Given data
* * * *
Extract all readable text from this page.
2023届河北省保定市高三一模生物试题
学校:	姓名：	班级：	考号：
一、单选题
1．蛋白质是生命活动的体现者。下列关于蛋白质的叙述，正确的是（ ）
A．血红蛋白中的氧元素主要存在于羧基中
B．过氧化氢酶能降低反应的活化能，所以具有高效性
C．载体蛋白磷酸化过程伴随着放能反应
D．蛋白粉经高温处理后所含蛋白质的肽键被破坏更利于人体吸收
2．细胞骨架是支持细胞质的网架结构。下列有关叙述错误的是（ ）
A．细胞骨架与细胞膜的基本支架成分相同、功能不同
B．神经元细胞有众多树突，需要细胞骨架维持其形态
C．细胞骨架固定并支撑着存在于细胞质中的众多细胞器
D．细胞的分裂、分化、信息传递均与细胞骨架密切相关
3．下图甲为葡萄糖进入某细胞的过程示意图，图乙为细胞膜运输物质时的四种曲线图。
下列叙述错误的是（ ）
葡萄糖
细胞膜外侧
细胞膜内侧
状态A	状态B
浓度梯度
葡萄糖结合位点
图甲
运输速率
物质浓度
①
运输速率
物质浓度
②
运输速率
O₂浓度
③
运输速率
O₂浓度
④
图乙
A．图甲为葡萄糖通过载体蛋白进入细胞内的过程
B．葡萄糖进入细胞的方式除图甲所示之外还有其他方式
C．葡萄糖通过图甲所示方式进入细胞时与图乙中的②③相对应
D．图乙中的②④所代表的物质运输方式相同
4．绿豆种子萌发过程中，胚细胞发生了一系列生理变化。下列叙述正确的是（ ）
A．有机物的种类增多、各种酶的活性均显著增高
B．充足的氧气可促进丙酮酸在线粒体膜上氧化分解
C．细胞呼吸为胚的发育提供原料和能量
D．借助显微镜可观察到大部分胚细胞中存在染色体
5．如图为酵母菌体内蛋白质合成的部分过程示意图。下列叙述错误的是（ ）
* * * *
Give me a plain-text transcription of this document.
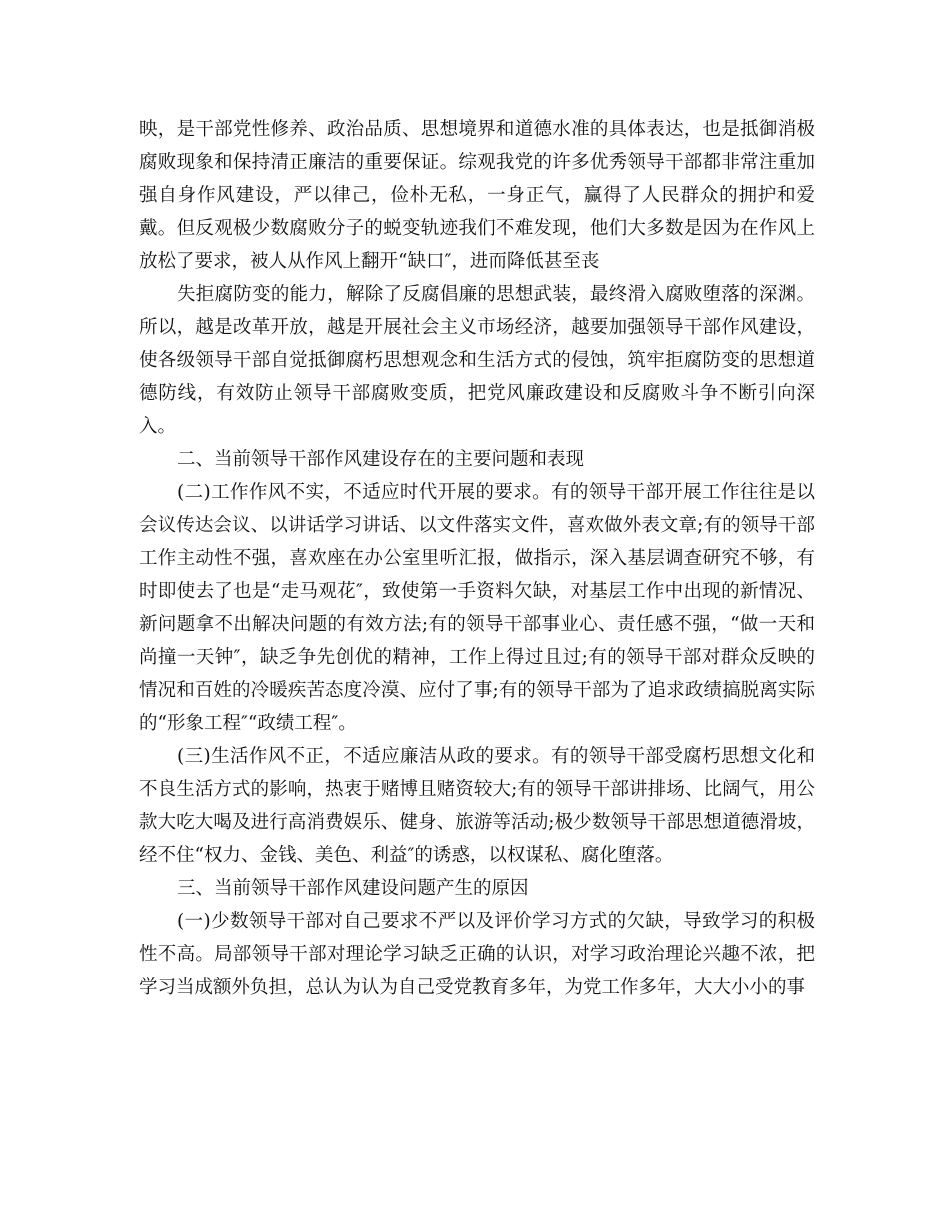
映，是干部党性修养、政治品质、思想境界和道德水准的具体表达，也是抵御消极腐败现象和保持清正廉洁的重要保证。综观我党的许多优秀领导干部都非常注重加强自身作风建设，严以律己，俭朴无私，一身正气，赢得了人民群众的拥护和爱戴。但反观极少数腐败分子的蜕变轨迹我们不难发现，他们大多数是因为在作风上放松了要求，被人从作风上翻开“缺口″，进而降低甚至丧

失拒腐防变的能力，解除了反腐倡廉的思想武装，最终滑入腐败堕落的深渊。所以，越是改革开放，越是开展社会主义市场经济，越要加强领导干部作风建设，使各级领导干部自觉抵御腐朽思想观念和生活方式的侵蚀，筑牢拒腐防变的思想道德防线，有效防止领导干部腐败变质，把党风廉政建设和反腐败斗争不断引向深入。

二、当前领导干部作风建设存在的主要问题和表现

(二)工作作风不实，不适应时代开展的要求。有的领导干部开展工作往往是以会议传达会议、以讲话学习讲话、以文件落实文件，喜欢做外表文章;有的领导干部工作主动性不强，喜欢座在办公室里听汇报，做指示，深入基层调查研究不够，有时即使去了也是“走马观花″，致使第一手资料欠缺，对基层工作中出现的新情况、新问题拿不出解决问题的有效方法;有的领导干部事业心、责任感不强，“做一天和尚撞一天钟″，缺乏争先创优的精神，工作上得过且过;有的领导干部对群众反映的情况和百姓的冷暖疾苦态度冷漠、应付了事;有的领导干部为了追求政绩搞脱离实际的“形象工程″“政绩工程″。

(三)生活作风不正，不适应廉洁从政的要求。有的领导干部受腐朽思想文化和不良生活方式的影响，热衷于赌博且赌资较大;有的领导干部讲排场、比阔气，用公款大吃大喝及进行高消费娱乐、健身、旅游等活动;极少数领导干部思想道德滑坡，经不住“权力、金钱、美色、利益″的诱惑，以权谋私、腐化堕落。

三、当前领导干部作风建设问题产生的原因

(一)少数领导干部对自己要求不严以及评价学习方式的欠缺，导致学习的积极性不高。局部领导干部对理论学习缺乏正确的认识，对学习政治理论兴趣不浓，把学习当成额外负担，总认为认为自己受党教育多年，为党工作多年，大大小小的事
* * * *
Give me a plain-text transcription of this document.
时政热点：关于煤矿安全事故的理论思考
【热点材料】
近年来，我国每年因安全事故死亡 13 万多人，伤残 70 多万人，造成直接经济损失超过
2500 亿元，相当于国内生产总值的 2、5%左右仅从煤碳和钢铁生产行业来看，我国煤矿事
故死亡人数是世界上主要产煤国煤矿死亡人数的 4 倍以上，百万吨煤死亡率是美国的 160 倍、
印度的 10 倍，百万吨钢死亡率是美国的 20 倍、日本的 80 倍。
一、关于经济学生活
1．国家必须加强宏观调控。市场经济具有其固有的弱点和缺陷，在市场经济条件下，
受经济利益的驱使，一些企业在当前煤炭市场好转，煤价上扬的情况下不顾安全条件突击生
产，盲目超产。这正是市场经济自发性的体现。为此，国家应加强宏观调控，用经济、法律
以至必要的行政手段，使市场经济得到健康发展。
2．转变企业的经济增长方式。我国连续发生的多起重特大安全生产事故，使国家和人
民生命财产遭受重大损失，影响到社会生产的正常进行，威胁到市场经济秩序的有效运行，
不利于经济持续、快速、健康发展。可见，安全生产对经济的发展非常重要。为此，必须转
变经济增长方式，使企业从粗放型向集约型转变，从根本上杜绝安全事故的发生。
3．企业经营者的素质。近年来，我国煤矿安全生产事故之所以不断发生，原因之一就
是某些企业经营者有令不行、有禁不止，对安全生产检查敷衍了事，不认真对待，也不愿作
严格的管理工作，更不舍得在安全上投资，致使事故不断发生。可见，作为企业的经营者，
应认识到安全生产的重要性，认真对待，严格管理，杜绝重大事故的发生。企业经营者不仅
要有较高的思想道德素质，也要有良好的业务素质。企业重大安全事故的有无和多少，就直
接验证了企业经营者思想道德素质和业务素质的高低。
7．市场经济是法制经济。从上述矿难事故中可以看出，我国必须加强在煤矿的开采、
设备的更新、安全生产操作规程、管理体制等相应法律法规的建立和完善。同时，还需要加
* * * *
For each line in the data above that contains the string "下列叙述错误的是", extract the line.

下列叙述错误的是（ ）
5．如图为酵母菌体内蛋白质合成的部分过程示意图。下列叙述错误的是（ ）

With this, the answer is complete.